• **WHAT IS REQUIRED**
Extract every line of the material that holds the string "this".

-------- THE RECORDS

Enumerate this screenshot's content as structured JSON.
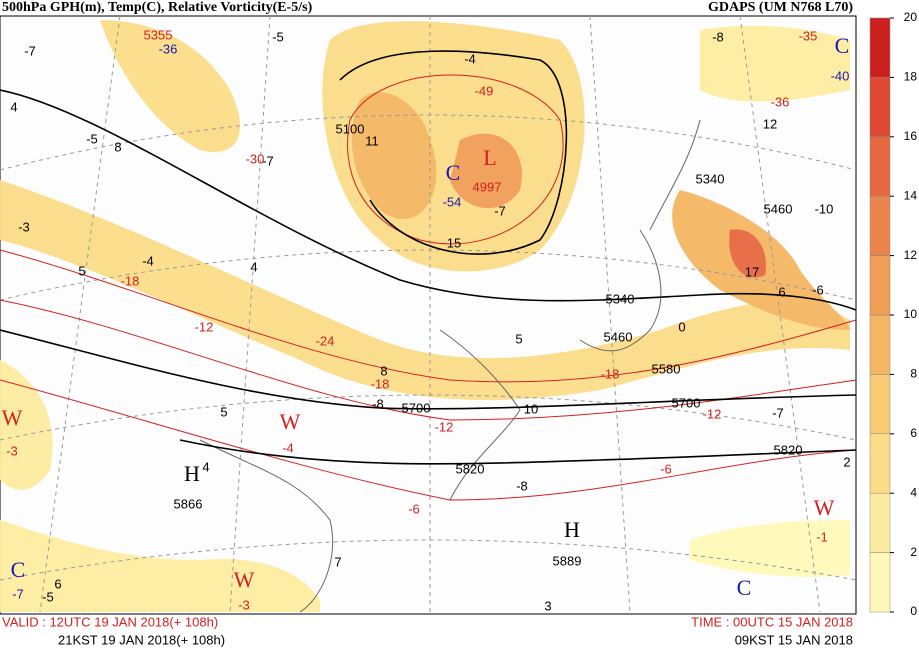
{
  "header": {
    "title": "500hPa GPH(m), Temp(C), Relative Vorticity(E-5/s)",
    "model": "GDAPS (UM N768 L70)"
  },
  "footer": {
    "valid_utc": "VALID : 12UTC 19 JAN 2018(+ 108h)",
    "valid_kst": "21KST 19 JAN 2018(+ 108h)",
    "time_utc": "TIME : 00UTC 15 JAN 2018",
    "time_kst": "09KST 15 JAN 2018"
  },
  "colorbar": {
    "ticks": [
      0,
      2,
      4,
      6,
      8,
      10,
      12,
      14,
      16,
      18,
      20
    ],
    "colors": [
      "#fff9b8",
      "#fdeca0",
      "#fbdd88",
      "#f8cc74",
      "#f4b662",
      "#f09e56",
      "#ec844c",
      "#e66840",
      "#de4832",
      "#cc2020"
    ]
  },
  "labels": [
    {
      "text": "-7",
      "color": "black"
    },
    {
      "text": "5355",
      "color": "red"
    },
    {
      "text": "-36",
      "color": "blue"
    },
    {
      "text": "-5",
      "color": "black"
    },
    {
      "text": "-8",
      "color": "black"
    },
    {
      "text": "-35",
      "color": "red"
    },
    {
      "text": "C",
      "color": "blue"
    },
    {
      "text": "-40",
      "color": "blue"
    },
    {
      "text": "4",
      "color": "black"
    },
    {
      "text": "-4",
      "color": "black"
    },
    {
      "text": "-49",
      "color": "red"
    },
    {
      "text": "5100",
      "color": "black"
    },
    {
      "text": "11",
      "color": "black"
    },
    {
      "text": "-5",
      "color": "black"
    },
    {
      "text": "8",
      "color": "black"
    },
    {
      "text": "-7",
      "color": "black"
    },
    {
      "text": "-30",
      "color": "red"
    },
    {
      "text": "L",
      "color": "red"
    },
    {
      "text": "C",
      "color": "blue"
    },
    {
      "text": "4997",
      "color": "red"
    },
    {
      "text": "-54",
      "color": "blue"
    },
    {
      "text": "-7",
      "color": "black"
    },
    {
      "text": "12",
      "color": "black"
    },
    {
      "text": "-36",
      "color": "red"
    },
    {
      "text": "5340",
      "color": "black"
    },
    {
      "text": "-10",
      "color": "black"
    },
    {
      "text": "5460",
      "color": "black"
    },
    {
      "text": "-3",
      "color": "black"
    },
    {
      "text": "15",
      "color": "black"
    },
    {
      "text": "-4",
      "color": "black"
    },
    {
      "text": "4",
      "color": "black"
    },
    {
      "text": "5",
      "color": "black"
    },
    {
      "text": "-18",
      "color": "red"
    },
    {
      "text": "17",
      "color": "black"
    },
    {
      "text": "6",
      "color": "black"
    },
    {
      "text": "-6",
      "color": "black"
    },
    {
      "text": "5340",
      "color": "black"
    },
    {
      "text": "-12",
      "color": "red"
    },
    {
      "text": "-24",
      "color": "red"
    },
    {
      "text": "0",
      "color": "black"
    },
    {
      "text": "5460",
      "color": "black"
    },
    {
      "text": "5",
      "color": "black"
    },
    {
      "text": "8",
      "color": "black"
    },
    {
      "text": "-18",
      "color": "red"
    },
    {
      "text": "5580",
      "color": "black"
    },
    {
      "text": "-18",
      "color": "red"
    },
    {
      "text": "-8",
      "color": "black"
    },
    {
      "text": "5700",
      "color": "black"
    },
    {
      "text": "10",
      "color": "black"
    },
    {
      "text": "5700",
      "color": "black"
    },
    {
      "text": "-12",
      "color": "red"
    },
    {
      "text": "-7",
      "color": "black"
    },
    {
      "text": "W",
      "color": "red"
    },
    {
      "text": "-3",
      "color": "red"
    },
    {
      "text": "W",
      "color": "red"
    },
    {
      "text": "-4",
      "color": "red"
    },
    {
      "text": "5",
      "color": "black"
    },
    {
      "text": "-12",
      "color": "red"
    },
    {
      "text": "H",
      "color": "black"
    },
    {
      "text": "4",
      "color": "black"
    },
    {
      "text": "5866",
      "color": "black"
    },
    {
      "text": "5820",
      "color": "black"
    },
    {
      "text": "-8",
      "color": "black"
    },
    {
      "text": "5820",
      "color": "black"
    },
    {
      "text": "2",
      "color": "black"
    },
    {
      "text": "-6",
      "color": "red"
    },
    {
      "text": "-6",
      "color": "red"
    },
    {
      "text": "W",
      "color": "red"
    },
    {
      "text": "-1",
      "color": "red"
    },
    {
      "text": "H",
      "color": "black"
    },
    {
      "text": "5889",
      "color": "black"
    },
    {
      "text": "7",
      "color": "black"
    },
    {
      "text": "C",
      "color": "blue"
    },
    {
      "text": "-7",
      "color": "blue"
    },
    {
      "text": "6",
      "color": "black"
    },
    {
      "text": "-5",
      "color": "black"
    },
    {
      "text": "W",
      "color": "red"
    },
    {
      "text": "-3",
      "color": "red"
    },
    {
      "text": "C",
      "color": "blue"
    },
    {
      "text": "3",
      "color": "black"
    }
  ]
}
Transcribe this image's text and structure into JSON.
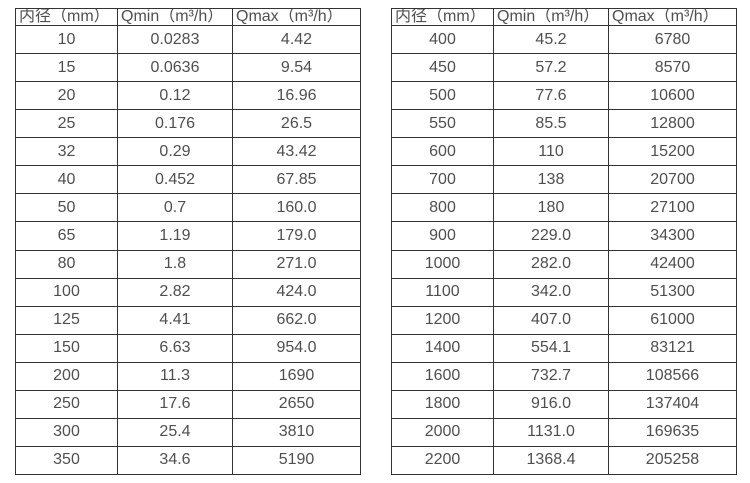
{
  "colors": {
    "border": "#333333",
    "text": "#4f4f4f",
    "background": "#ffffff"
  },
  "table_left": {
    "headers": [
      "内径（mm）",
      "Qmin（m³/h）",
      "Qmax（m³/h）"
    ],
    "rows": [
      [
        "10",
        "0.0283",
        "4.42"
      ],
      [
        "15",
        "0.0636",
        "9.54"
      ],
      [
        "20",
        "0.12",
        "16.96"
      ],
      [
        "25",
        "0.176",
        "26.5"
      ],
      [
        "32",
        "0.29",
        "43.42"
      ],
      [
        "40",
        "0.452",
        "67.85"
      ],
      [
        "50",
        "0.7",
        "160.0"
      ],
      [
        "65",
        "1.19",
        "179.0"
      ],
      [
        "80",
        "1.8",
        "271.0"
      ],
      [
        "100",
        "2.82",
        "424.0"
      ],
      [
        "125",
        "4.41",
        "662.0"
      ],
      [
        "150",
        "6.63",
        "954.0"
      ],
      [
        "200",
        "11.3",
        "1690"
      ],
      [
        "250",
        "17.6",
        "2650"
      ],
      [
        "300",
        "25.4",
        "3810"
      ],
      [
        "350",
        "34.6",
        "5190"
      ]
    ]
  },
  "table_right": {
    "headers": [
      "内径（mm）",
      "Qmin（m³/h）",
      "Qmax（m³/h）"
    ],
    "rows": [
      [
        "400",
        "45.2",
        "6780"
      ],
      [
        "450",
        "57.2",
        "8570"
      ],
      [
        "500",
        "77.6",
        "10600"
      ],
      [
        "550",
        "85.5",
        "12800"
      ],
      [
        "600",
        "110",
        "15200"
      ],
      [
        "700",
        "138",
        "20700"
      ],
      [
        "800",
        "180",
        "27100"
      ],
      [
        "900",
        "229.0",
        "34300"
      ],
      [
        "1000",
        "282.0",
        "42400"
      ],
      [
        "1100",
        "342.0",
        "51300"
      ],
      [
        "1200",
        "407.0",
        "61000"
      ],
      [
        "1400",
        "554.1",
        "83121"
      ],
      [
        "1600",
        "732.7",
        "108566"
      ],
      [
        "1800",
        "916.0",
        "137404"
      ],
      [
        "2000",
        "1131.0",
        "169635"
      ],
      [
        "2200",
        "1368.4",
        "205258"
      ]
    ]
  }
}
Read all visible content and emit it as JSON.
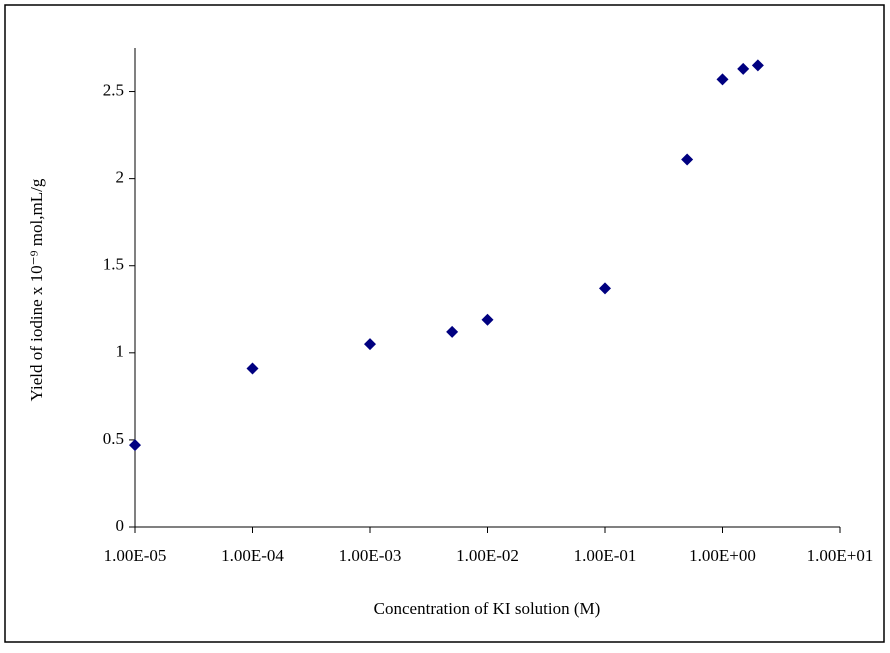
{
  "chart_data": {
    "type": "scatter",
    "xlabel": "Concentration of KI solution (M)",
    "ylabel": "Yield of iodine x 10⁻⁹ mol,mL/g",
    "x": [
      1e-05,
      0.0001,
      0.001,
      0.005,
      0.01,
      0.1,
      0.5,
      1,
      1.5,
      2
    ],
    "values": [
      0.47,
      0.91,
      1.05,
      1.12,
      1.19,
      1.37,
      2.11,
      2.57,
      2.63,
      2.65
    ],
    "color": "#000080",
    "xlog": true,
    "xlim": [
      1e-05,
      10
    ],
    "xticks": [
      {
        "value": 1e-05,
        "label": "1.00E-05"
      },
      {
        "value": 0.0001,
        "label": "1.00E-04"
      },
      {
        "value": 0.001,
        "label": "1.00E-03"
      },
      {
        "value": 0.01,
        "label": "1.00E-02"
      },
      {
        "value": 0.1,
        "label": "1.00E-01"
      },
      {
        "value": 1,
        "label": "1.00E+00"
      },
      {
        "value": 10,
        "label": "1.00E+01"
      }
    ],
    "ylim": [
      0,
      2.75
    ],
    "yticks": [
      0,
      0.5,
      1,
      1.5,
      2,
      2.5
    ],
    "grid": false
  }
}
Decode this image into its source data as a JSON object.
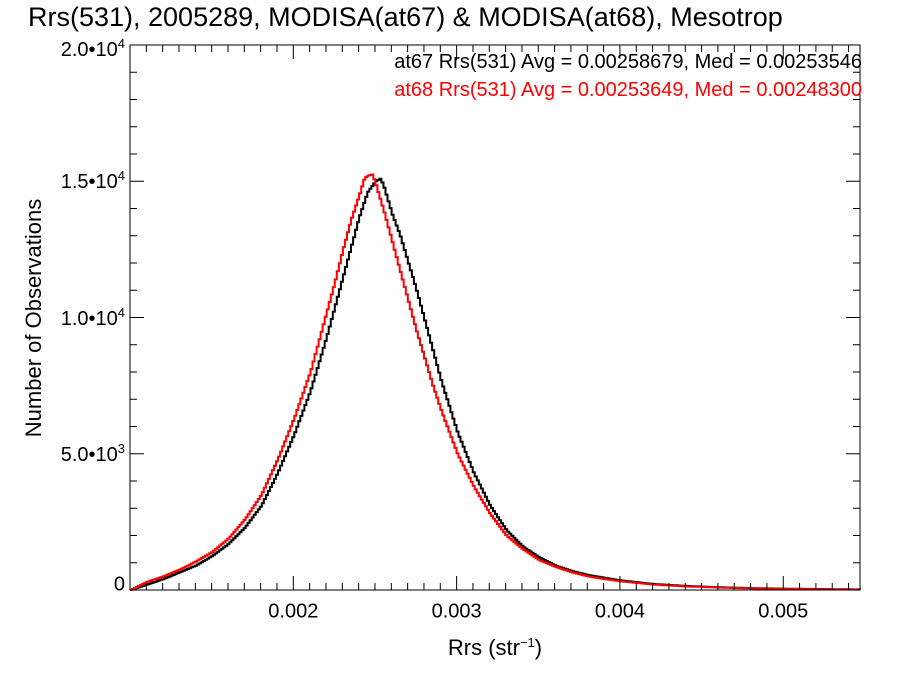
{
  "chart_data": {
    "type": "line",
    "title": "Rrs(531), 2005289, MODISA(at67) & MODISA(at68), Mesotrop",
    "xlabel_base": "Rrs (str",
    "xlabel_sup": "−1",
    "xlabel_close": ")",
    "ylabel": "Number of Observations",
    "xlim": [
      0.001,
      0.00547
    ],
    "ylim": [
      0,
      20000
    ],
    "xticks": [
      {
        "value": 0.002,
        "label": "0.002"
      },
      {
        "value": 0.003,
        "label": "0.003"
      },
      {
        "value": 0.004,
        "label": "0.004"
      },
      {
        "value": 0.005,
        "label": "0.005"
      }
    ],
    "yticks": [
      {
        "value": 0,
        "base": "0",
        "exp": ""
      },
      {
        "value": 5000,
        "base": "5.0•10",
        "exp": "3"
      },
      {
        "value": 10000,
        "base": "1.0•10",
        "exp": "4"
      },
      {
        "value": 15000,
        "base": "1.5•10",
        "exp": "4"
      },
      {
        "value": 20000,
        "base": "2.0•10",
        "exp": "4"
      }
    ],
    "annotations": [
      {
        "text": "at67 Rrs(531) Avg = 0.00258679, Med = 0.00253546",
        "color": "#000000"
      },
      {
        "text": "at68 Rrs(531) Avg = 0.00253649, Med = 0.00248300",
        "color": "#ff0000"
      }
    ],
    "series": [
      {
        "name": "at67",
        "color": "#000000",
        "x": [
          0.001,
          0.0011,
          0.0012,
          0.0013,
          0.0014,
          0.0015,
          0.0016,
          0.0017,
          0.0018,
          0.0019,
          0.002,
          0.0021,
          0.00215,
          0.0022,
          0.00225,
          0.0023,
          0.00235,
          0.0024,
          0.00245,
          0.0025,
          0.00253,
          0.00255,
          0.00258,
          0.0026,
          0.00265,
          0.0027,
          0.00275,
          0.0028,
          0.00285,
          0.0029,
          0.003,
          0.0031,
          0.0032,
          0.0033,
          0.0034,
          0.0035,
          0.0036,
          0.0037,
          0.0038,
          0.0039,
          0.004,
          0.0042,
          0.0044,
          0.0046,
          0.0048,
          0.005,
          0.00547
        ],
        "y": [
          0,
          200,
          400,
          650,
          900,
          1250,
          1700,
          2300,
          3100,
          4300,
          5700,
          7300,
          8300,
          9300,
          10400,
          11500,
          12600,
          13700,
          14600,
          15000,
          15100,
          14800,
          14200,
          13800,
          13000,
          12000,
          11000,
          9900,
          8800,
          7700,
          5800,
          4300,
          3100,
          2200,
          1600,
          1200,
          900,
          700,
          550,
          450,
          350,
          220,
          150,
          100,
          70,
          50,
          20
        ]
      },
      {
        "name": "at68",
        "color": "#ff0000",
        "x": [
          0.001,
          0.0011,
          0.0012,
          0.0013,
          0.0014,
          0.0015,
          0.0016,
          0.0017,
          0.0018,
          0.0019,
          0.002,
          0.0021,
          0.00215,
          0.0022,
          0.00225,
          0.0023,
          0.00235,
          0.0024,
          0.00243,
          0.00245,
          0.00248,
          0.0025,
          0.00255,
          0.0026,
          0.00265,
          0.0027,
          0.00275,
          0.0028,
          0.00285,
          0.0029,
          0.003,
          0.0031,
          0.0032,
          0.0033,
          0.0034,
          0.0035,
          0.0036,
          0.0037,
          0.0038,
          0.0039,
          0.004,
          0.0042,
          0.0044,
          0.0046,
          0.0048,
          0.005,
          0.00547
        ],
        "y": [
          0,
          300,
          500,
          750,
          1050,
          1400,
          1900,
          2600,
          3500,
          4800,
          6300,
          8000,
          9100,
          10200,
          11300,
          12500,
          13600,
          14500,
          15100,
          15200,
          15250,
          14900,
          13900,
          12800,
          11700,
          10600,
          9500,
          8500,
          7500,
          6600,
          5000,
          3800,
          2800,
          2000,
          1500,
          1100,
          850,
          650,
          500,
          400,
          320,
          200,
          130,
          90,
          60,
          40,
          15
        ]
      }
    ]
  }
}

----------------

• **COMPLETED TASK**
Enumerate this screenshot's content as structured JSON.
Transcribe this image's text and structure into JSON.
Decode this image into its source data as a JSON object.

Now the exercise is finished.